_Task statement_.
How many lines of the entries below include the word "value"? Answer with the number alone.

##### Material supplied #####

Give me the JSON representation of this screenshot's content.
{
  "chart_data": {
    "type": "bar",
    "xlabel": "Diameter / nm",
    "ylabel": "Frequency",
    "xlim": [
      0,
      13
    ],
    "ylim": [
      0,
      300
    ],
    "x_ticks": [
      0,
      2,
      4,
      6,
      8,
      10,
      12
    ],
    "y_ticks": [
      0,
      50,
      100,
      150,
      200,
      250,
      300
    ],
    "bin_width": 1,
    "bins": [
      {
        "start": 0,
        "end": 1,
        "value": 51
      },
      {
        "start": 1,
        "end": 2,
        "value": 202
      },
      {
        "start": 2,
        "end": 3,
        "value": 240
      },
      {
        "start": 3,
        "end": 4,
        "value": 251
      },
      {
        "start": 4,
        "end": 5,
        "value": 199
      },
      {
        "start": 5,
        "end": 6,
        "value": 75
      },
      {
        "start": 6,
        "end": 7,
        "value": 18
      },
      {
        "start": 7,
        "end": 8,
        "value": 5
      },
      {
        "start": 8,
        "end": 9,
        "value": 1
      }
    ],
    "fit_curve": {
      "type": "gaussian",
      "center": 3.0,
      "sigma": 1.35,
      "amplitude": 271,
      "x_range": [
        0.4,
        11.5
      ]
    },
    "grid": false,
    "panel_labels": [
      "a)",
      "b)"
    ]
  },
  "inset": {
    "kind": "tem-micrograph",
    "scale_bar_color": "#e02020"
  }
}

#####

_The solution_.
9